### Supplied records

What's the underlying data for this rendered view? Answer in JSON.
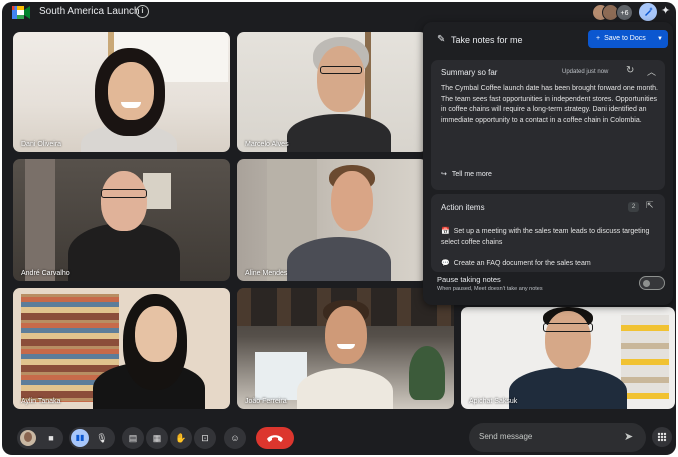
{
  "header": {
    "meeting_title": "South America Launch",
    "participants_extra": "+6"
  },
  "participants": [
    {
      "name": "Dani Oliveira"
    },
    {
      "name": "Marcelo Alves"
    },
    {
      "name": "André Carvalho"
    },
    {
      "name": "Aline Mendes"
    },
    {
      "name": "Aylin Tanaka"
    },
    {
      "name": "João Ferreira"
    },
    {
      "name": "Apichat Saksuk"
    }
  ],
  "notes_panel": {
    "title": "Take notes for me",
    "save_button": "Save to Docs",
    "summary": {
      "title": "Summary so far",
      "updated": "Updated just now",
      "text": "The Cymbal Coffee launch date has been brought forward one month. The team sees fast opportunities in independent stores. Opportunities in coffee chains will require a long-term strategy. Dani identified an immediate opportunity to a contact in a coffee chain in Colombia.",
      "tell_more": "Tell me more"
    },
    "actions": {
      "title": "Action items",
      "count": "2",
      "items": [
        "Set up a meeting with the sales team leads to discuss targeting select coffee chains",
        "Create an FAQ document for the sales team"
      ]
    },
    "pause": {
      "title": "Pause taking notes",
      "subtitle": "When paused, Meet doesn't take any notes"
    }
  },
  "bottom_bar": {
    "message_placeholder": "Send message"
  },
  "colors": {
    "background": "#1c1d20",
    "panel": "#1e1f22",
    "card": "#2a2b2f",
    "primary_button": "#0b57d0",
    "mic_active": "#a8c7fa",
    "end_call": "#dc362e"
  }
}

### The request
Copy each line of the listing in which the word "chains" can be found.

### Answer for this exercise
      "text": "The Cymbal Coffee launch date has been brought forward one month. The team sees fast opportunities in independent stores. Opportunities in coffee chains will require a long-term strategy. Dani identified an immediate opportunity to a contact in a coffee chain in Colombia.",
        "Set up a meeting with the sales team leads to discuss targeting select coffee chains",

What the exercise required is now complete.